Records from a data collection

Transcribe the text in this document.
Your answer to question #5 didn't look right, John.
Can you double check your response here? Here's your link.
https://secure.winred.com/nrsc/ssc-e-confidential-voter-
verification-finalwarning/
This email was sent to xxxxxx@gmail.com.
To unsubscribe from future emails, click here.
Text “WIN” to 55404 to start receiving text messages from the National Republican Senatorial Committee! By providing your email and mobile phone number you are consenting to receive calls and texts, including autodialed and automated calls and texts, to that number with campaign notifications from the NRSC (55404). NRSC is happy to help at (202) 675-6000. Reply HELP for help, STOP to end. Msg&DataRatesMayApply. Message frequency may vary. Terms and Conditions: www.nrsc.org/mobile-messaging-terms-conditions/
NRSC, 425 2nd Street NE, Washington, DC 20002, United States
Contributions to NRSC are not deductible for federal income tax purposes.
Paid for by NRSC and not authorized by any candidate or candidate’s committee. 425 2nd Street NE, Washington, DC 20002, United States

Set task: Could you reproduce every record above exactly as it appears?

Correct output:
Transcribe the text in this document.
Your answer to question #5 didn't look right, John.
Can you double check your response here? Here's your link.
https://secure.winred.com/nrsc/ssc-e-confidential-voter-
verification-finalwarning/
This email was sent to xxxxxx@gmail.com.
To unsubscribe from future emails, click here.
Text “WIN” to 55404 to start receiving text messages from the National Republican Senatorial Committee! By providing your email and mobile phone number you are consenting to receive calls and texts, including autodialed and automated calls and texts, to that number with campaign notifications from the NRSC (55404). NRSC is happy to help at (202) 675-6000. Reply HELP for help, STOP to end. Msg&DataRatesMayApply. Message frequency may vary. Terms and Conditions: www.nrsc.org/mobile-messaging-terms-conditions/
NRSC, 425 2nd Street NE, Washington, DC 20002, United States
Contributions to NRSC are not deductible for federal income tax purposes.
Paid for by NRSC and not authorized by any candidate or candidate’s committee. 425 2nd Street NE, Washington, DC 20002, United States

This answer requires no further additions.